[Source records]
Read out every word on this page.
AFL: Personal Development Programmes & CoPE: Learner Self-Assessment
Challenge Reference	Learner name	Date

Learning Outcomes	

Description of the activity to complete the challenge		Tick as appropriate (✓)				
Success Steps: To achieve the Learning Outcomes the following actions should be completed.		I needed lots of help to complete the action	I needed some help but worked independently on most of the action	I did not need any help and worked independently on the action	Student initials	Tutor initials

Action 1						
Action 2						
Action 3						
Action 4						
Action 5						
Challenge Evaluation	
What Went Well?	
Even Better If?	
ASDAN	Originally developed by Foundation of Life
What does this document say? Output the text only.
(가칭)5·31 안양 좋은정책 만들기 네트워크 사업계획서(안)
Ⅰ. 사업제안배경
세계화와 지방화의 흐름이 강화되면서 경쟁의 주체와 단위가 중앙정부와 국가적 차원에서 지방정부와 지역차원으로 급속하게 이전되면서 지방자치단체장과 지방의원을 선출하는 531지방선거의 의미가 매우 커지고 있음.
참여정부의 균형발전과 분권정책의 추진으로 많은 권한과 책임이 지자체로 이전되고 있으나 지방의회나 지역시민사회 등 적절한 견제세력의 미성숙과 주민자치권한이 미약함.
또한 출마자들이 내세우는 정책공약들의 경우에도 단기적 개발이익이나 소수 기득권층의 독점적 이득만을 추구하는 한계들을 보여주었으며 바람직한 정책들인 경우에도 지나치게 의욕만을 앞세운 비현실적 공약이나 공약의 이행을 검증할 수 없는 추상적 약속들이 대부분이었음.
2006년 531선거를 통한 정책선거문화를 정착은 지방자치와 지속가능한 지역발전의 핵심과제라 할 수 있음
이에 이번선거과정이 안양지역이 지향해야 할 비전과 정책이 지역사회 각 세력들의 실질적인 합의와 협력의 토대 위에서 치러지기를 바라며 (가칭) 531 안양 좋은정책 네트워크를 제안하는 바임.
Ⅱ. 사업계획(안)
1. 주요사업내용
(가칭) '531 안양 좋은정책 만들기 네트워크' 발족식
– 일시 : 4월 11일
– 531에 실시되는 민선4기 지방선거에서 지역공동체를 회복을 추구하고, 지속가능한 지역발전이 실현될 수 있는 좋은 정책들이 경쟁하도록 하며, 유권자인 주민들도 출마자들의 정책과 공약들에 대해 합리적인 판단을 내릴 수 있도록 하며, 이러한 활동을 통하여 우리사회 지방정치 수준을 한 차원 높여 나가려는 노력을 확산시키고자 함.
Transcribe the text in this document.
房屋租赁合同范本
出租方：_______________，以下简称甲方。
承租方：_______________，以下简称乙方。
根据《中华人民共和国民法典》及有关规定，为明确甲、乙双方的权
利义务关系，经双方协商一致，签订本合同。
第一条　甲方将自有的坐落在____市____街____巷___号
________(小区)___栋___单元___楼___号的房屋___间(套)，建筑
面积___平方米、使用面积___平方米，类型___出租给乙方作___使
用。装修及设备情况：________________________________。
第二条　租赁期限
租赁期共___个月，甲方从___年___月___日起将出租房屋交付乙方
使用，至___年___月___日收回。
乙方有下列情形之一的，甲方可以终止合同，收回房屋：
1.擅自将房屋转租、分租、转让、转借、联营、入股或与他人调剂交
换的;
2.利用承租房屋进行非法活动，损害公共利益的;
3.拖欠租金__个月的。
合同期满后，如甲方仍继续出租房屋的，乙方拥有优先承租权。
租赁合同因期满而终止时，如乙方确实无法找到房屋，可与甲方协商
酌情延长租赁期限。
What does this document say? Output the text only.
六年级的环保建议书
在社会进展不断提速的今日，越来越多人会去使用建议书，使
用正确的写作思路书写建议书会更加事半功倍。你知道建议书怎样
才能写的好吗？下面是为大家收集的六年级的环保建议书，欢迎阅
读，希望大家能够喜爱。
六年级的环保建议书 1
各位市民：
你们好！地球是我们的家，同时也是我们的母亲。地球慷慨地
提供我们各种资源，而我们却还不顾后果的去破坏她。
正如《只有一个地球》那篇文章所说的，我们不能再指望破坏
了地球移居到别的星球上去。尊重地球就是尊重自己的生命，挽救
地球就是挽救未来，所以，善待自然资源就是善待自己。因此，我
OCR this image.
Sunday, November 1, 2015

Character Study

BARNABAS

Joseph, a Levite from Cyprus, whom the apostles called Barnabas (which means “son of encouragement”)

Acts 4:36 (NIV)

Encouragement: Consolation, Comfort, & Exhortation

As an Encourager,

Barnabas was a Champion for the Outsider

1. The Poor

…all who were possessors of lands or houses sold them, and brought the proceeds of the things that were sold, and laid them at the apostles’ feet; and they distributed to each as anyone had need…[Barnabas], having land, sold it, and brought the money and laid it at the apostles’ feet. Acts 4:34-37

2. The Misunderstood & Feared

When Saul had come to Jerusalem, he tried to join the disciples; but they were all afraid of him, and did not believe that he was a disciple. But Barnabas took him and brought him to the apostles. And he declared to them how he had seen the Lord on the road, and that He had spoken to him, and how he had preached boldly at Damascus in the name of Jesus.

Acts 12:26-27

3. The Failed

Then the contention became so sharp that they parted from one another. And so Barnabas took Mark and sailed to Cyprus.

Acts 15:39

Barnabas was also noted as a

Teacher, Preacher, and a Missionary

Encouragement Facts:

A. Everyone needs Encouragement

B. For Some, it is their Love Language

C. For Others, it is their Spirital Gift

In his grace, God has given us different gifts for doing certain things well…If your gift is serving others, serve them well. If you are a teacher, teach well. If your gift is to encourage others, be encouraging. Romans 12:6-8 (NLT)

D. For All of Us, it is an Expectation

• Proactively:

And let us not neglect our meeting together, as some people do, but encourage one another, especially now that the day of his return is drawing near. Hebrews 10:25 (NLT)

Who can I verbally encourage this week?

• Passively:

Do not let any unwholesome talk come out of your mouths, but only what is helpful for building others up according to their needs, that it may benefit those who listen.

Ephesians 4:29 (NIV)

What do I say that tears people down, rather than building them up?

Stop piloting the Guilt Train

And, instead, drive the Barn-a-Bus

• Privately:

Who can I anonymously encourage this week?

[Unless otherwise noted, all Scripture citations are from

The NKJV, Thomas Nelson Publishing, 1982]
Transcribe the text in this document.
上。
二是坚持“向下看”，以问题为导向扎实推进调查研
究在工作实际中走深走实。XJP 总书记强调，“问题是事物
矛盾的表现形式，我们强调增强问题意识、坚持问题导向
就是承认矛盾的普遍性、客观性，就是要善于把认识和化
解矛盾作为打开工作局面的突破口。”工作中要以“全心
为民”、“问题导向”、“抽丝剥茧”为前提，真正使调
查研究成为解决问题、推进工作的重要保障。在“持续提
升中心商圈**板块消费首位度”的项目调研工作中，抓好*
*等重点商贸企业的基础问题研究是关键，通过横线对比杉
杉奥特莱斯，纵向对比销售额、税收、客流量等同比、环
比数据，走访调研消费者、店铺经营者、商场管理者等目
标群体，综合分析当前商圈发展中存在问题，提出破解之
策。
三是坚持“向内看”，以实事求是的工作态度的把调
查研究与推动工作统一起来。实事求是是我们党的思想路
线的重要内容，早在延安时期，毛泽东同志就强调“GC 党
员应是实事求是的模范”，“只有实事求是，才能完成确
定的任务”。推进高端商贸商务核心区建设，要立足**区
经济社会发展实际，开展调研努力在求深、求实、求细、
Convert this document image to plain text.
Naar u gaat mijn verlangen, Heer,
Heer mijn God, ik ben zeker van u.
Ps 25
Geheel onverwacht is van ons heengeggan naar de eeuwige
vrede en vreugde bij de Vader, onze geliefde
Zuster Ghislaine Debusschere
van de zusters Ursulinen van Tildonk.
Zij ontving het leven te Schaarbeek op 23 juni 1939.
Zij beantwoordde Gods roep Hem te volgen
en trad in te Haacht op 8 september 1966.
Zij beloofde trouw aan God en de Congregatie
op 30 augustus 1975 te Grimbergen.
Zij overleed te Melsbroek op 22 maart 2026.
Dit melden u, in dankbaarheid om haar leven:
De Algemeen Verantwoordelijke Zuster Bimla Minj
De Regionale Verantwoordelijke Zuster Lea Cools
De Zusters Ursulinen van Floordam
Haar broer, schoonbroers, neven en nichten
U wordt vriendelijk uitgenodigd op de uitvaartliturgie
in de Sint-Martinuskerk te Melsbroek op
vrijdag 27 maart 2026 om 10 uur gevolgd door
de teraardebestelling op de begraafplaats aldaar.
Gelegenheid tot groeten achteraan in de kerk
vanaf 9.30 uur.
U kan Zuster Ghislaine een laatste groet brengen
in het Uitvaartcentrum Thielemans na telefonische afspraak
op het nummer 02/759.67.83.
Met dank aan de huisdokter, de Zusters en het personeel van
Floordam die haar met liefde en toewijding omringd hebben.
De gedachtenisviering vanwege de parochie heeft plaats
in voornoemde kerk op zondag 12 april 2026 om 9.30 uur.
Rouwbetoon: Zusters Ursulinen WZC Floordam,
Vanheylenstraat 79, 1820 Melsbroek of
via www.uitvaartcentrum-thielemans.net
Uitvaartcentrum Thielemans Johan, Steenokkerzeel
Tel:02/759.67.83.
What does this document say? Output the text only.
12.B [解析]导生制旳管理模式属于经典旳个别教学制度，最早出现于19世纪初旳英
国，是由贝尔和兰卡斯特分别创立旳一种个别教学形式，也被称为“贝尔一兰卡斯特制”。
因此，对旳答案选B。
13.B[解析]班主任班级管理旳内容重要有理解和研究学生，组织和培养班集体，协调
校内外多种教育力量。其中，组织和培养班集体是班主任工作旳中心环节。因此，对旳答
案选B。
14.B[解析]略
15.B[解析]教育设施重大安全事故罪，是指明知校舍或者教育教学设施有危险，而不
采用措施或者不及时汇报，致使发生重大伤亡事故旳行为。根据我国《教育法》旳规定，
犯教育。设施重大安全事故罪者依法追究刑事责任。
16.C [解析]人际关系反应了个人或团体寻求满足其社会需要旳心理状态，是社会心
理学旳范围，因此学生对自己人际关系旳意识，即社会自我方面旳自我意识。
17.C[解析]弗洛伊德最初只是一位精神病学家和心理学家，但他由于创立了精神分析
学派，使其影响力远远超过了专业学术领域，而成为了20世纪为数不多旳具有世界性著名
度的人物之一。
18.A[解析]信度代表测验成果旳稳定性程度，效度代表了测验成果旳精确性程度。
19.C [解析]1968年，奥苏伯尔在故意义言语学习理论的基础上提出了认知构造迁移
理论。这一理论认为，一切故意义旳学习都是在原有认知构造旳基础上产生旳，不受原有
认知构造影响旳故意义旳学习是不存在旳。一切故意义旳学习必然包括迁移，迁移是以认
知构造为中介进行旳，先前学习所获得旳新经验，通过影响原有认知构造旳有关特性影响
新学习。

[STATED PROBLEM]
Copy in full each line that holds the word "from".

[FULL SOLUTION]
Joseph, a Levite from Cyprus, whom the apostles called Barnabas (which means “son of encouragement”)
Then the contention became so sharp that they parted from one another. And so Barnabas took Mark and sailed to Cyprus.
[Unless otherwise noted, all Scripture citations are from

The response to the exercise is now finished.